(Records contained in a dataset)
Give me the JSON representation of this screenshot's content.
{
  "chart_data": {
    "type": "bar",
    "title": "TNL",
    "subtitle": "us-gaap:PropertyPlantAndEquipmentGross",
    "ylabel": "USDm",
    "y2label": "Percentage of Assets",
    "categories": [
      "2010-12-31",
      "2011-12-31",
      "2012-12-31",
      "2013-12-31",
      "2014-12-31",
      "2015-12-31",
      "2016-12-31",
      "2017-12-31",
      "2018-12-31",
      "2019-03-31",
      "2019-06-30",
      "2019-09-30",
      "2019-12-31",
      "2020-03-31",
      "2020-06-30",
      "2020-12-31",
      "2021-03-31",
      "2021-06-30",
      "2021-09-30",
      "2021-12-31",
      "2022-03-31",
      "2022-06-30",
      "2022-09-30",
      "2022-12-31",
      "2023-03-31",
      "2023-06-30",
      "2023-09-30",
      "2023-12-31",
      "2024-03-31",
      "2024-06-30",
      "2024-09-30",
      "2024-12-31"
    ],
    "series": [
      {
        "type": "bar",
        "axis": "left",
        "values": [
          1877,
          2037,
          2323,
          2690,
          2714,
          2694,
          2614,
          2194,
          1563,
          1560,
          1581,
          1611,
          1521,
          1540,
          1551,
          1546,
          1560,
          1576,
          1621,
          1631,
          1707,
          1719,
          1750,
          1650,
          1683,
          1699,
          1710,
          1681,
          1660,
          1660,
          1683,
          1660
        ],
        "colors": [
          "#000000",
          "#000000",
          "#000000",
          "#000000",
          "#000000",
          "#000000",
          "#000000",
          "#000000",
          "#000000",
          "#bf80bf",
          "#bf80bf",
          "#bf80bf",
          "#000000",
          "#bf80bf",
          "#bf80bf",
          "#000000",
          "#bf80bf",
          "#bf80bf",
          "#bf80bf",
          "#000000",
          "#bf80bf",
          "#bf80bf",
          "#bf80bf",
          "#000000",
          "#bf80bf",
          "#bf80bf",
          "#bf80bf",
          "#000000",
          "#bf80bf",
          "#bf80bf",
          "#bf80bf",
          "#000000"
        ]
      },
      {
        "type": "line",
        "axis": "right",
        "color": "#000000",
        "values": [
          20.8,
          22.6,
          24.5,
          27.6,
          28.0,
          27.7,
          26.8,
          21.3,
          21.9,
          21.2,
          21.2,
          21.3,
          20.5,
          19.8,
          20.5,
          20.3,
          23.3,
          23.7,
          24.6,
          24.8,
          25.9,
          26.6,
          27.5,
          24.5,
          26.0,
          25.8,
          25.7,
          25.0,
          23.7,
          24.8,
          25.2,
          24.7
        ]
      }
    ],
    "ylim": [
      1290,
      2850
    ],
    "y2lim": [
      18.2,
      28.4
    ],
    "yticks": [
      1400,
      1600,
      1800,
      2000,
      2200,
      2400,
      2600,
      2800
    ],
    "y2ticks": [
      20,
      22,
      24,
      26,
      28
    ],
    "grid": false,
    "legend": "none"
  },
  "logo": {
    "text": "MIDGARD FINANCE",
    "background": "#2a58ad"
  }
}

__DIRECTION__. Exactly reproduce all of the entries above.

__FINAL ANSWER__.
Give me the JSON representation of this screenshot's content.
{
  "chart_data": {
    "type": "bar",
    "title": "TNL",
    "subtitle": "us-gaap:PropertyPlantAndEquipmentGross",
    "ylabel": "USDm",
    "y2label": "Percentage of Assets",
    "categories": [
      "2010-12-31",
      "2011-12-31",
      "2012-12-31",
      "2013-12-31",
      "2014-12-31",
      "2015-12-31",
      "2016-12-31",
      "2017-12-31",
      "2018-12-31",
      "2019-03-31",
      "2019-06-30",
      "2019-09-30",
      "2019-12-31",
      "2020-03-31",
      "2020-06-30",
      "2020-12-31",
      "2021-03-31",
      "2021-06-30",
      "2021-09-30",
      "2021-12-31",
      "2022-03-31",
      "2022-06-30",
      "2022-09-30",
      "2022-12-31",
      "2023-03-31",
      "2023-06-30",
      "2023-09-30",
      "2023-12-31",
      "2024-03-31",
      "2024-06-30",
      "2024-09-30",
      "2024-12-31"
    ],
    "series": [
      {
        "type": "bar",
        "axis": "left",
        "values": [
          1877,
          2037,
          2323,
          2690,
          2714,
          2694,
          2614,
          2194,
          1563,
          1560,
          1581,
          1611,
          1521,
          1540,
          1551,
          1546,
          1560,
          1576,
          1621,
          1631,
          1707,
          1719,
          1750,
          1650,
          1683,
          1699,
          1710,
          1681,
          1660,
          1660,
          1683,
          1660
        ],
        "colors": [
          "#000000",
          "#000000",
          "#000000",
          "#000000",
          "#000000",
          "#000000",
          "#000000",
          "#000000",
          "#000000",
          "#bf80bf",
          "#bf80bf",
          "#bf80bf",
          "#000000",
          "#bf80bf",
          "#bf80bf",
          "#000000",
          "#bf80bf",
          "#bf80bf",
          "#bf80bf",
          "#000000",
          "#bf80bf",
          "#bf80bf",
          "#bf80bf",
          "#000000",
          "#bf80bf",
          "#bf80bf",
          "#bf80bf",
          "#000000",
          "#bf80bf",
          "#bf80bf",
          "#bf80bf",
          "#000000"
        ]
      },
      {
        "type": "line",
        "axis": "right",
        "color": "#000000",
        "values": [
          20.8,
          22.6,
          24.5,
          27.6,
          28.0,
          27.7,
          26.8,
          21.3,
          21.9,
          21.2,
          21.2,
          21.3,
          20.5,
          19.8,
          20.5,
          20.3,
          23.3,
          23.7,
          24.6,
          24.8,
          25.9,
          26.6,
          27.5,
          24.5,
          26.0,
          25.8,
          25.7,
          25.0,
          23.7,
          24.8,
          25.2,
          24.7
        ]
      }
    ],
    "ylim": [
      1290,
      2850
    ],
    "y2lim": [
      18.2,
      28.4
    ],
    "yticks": [
      1400,
      1600,
      1800,
      2000,
      2200,
      2400,
      2600,
      2800
    ],
    "y2ticks": [
      20,
      22,
      24,
      26,
      28
    ],
    "grid": false,
    "legend": "none"
  },
  "logo": {
    "text": "MIDGARD FINANCE",
    "background": "#2a58ad"
  }
}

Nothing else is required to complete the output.